Provided entries >>

========================

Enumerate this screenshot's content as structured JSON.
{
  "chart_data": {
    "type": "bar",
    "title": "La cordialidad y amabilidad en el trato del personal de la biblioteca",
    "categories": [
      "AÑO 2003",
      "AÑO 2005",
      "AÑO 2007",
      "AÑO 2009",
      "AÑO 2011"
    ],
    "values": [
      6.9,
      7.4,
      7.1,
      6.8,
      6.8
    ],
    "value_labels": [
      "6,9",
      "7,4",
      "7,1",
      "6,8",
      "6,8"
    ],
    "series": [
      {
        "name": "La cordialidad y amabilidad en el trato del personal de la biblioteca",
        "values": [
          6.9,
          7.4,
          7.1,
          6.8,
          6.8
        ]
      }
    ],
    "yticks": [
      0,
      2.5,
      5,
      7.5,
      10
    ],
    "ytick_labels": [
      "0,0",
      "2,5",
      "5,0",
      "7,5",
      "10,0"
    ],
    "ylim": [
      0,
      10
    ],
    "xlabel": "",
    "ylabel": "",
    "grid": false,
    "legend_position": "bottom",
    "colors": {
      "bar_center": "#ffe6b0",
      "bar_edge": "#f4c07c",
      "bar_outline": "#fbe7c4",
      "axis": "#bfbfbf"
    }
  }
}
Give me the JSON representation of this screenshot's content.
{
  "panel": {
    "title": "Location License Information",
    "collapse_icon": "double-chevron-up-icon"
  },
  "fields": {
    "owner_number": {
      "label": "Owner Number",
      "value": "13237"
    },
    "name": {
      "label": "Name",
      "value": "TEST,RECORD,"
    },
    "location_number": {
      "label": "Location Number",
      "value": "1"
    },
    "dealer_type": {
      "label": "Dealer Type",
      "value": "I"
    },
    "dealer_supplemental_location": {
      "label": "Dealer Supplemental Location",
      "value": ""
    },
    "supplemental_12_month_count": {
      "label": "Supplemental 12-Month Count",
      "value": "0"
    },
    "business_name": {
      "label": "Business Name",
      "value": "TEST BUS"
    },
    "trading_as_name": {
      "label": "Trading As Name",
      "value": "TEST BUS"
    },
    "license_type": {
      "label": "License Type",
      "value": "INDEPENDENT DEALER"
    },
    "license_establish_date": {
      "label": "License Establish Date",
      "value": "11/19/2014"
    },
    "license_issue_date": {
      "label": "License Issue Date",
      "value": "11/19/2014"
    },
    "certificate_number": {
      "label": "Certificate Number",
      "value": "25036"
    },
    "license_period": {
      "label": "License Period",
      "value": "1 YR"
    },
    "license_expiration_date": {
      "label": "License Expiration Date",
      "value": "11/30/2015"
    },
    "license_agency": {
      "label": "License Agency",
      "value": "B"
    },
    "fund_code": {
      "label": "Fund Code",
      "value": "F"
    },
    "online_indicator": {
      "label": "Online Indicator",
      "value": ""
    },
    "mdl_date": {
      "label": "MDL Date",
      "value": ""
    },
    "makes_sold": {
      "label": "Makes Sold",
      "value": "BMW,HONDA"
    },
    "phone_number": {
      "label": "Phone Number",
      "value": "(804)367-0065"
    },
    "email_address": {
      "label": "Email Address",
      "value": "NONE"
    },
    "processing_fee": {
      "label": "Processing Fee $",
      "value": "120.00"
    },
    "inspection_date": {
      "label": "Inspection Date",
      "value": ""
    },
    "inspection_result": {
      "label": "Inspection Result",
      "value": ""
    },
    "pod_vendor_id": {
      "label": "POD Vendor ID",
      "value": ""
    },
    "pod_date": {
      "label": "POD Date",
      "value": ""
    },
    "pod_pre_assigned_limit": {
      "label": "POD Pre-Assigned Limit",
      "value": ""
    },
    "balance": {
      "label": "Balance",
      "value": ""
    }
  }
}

========================

Task requirements >> Recite the full listing above exactly.

Answer to the exercise >>
Enumerate this screenshot's content as structured JSON.
{
  "chart_data": {
    "type": "bar",
    "title": "La cordialidad y amabilidad en el trato del personal de la biblioteca",
    "categories": [
      "AÑO 2003",
      "AÑO 2005",
      "AÑO 2007",
      "AÑO 2009",
      "AÑO 2011"
    ],
    "values": [
      6.9,
      7.4,
      7.1,
      6.8,
      6.8
    ],
    "value_labels": [
      "6,9",
      "7,4",
      "7,1",
      "6,8",
      "6,8"
    ],
    "series": [
      {
        "name": "La cordialidad y amabilidad en el trato del personal de la biblioteca",
        "values": [
          6.9,
          7.4,
          7.1,
          6.8,
          6.8
        ]
      }
    ],
    "yticks": [
      0,
      2.5,
      5,
      7.5,
      10
    ],
    "ytick_labels": [
      "0,0",
      "2,5",
      "5,0",
      "7,5",
      "10,0"
    ],
    "ylim": [
      0,
      10
    ],
    "xlabel": "",
    "ylabel": "",
    "grid": false,
    "legend_position": "bottom",
    "colors": {
      "bar_center": "#ffe6b0",
      "bar_edge": "#f4c07c",
      "bar_outline": "#fbe7c4",
      "axis": "#bfbfbf"
    }
  }
}
Give me the JSON representation of this screenshot's content.
{
  "panel": {
    "title": "Location License Information",
    "collapse_icon": "double-chevron-up-icon"
  },
  "fields": {
    "owner_number": {
      "label": "Owner Number",
      "value": "13237"
    },
    "name": {
      "label": "Name",
      "value": "TEST,RECORD,"
    },
    "location_number": {
      "label": "Location Number",
      "value": "1"
    },
    "dealer_type": {
      "label": "Dealer Type",
      "value": "I"
    },
    "dealer_supplemental_location": {
      "label": "Dealer Supplemental Location",
      "value": ""
    },
    "supplemental_12_month_count": {
      "label": "Supplemental 12-Month Count",
      "value": "0"
    },
    "business_name": {
      "label": "Business Name",
      "value": "TEST BUS"
    },
    "trading_as_name": {
      "label": "Trading As Name",
      "value": "TEST BUS"
    },
    "license_type": {
      "label": "License Type",
      "value": "INDEPENDENT DEALER"
    },
    "license_establish_date": {
      "label": "License Establish Date",
      "value": "11/19/2014"
    },
    "license_issue_date": {
      "label": "License Issue Date",
      "value": "11/19/2014"
    },
    "certificate_number": {
      "label": "Certificate Number",
      "value": "25036"
    },
    "license_period": {
      "label": "License Period",
      "value": "1 YR"
    },
    "license_expiration_date": {
      "label": "License Expiration Date",
      "value": "11/30/2015"
    },
    "license_agency": {
      "label": "License Agency",
      "value": "B"
    },
    "fund_code": {
      "label": "Fund Code",
      "value": "F"
    },
    "online_indicator": {
      "label": "Online Indicator",
      "value": ""
    },
    "mdl_date": {
      "label": "MDL Date",
      "value": ""
    },
    "makes_sold": {
      "label": "Makes Sold",
      "value": "BMW,HONDA"
    },
    "phone_number": {
      "label": "Phone Number",
      "value": "(804)367-0065"
    },
    "email_address": {
      "label": "Email Address",
      "value": "NONE"
    },
    "processing_fee": {
      "label": "Processing Fee $",
      "value": "120.00"
    },
    "inspection_date": {
      "label": "Inspection Date",
      "value": ""
    },
    "inspection_result": {
      "label": "Inspection Result",
      "value": ""
    },
    "pod_vendor_id": {
      "label": "POD Vendor ID",
      "value": ""
    },
    "pod_date": {
      "label": "POD Date",
      "value": ""
    },
    "pod_pre_assigned_limit": {
      "label": "POD Pre-Assigned Limit",
      "value": ""
    },
    "balance": {
      "label": "Balance",
      "value": ""
    }
  }
}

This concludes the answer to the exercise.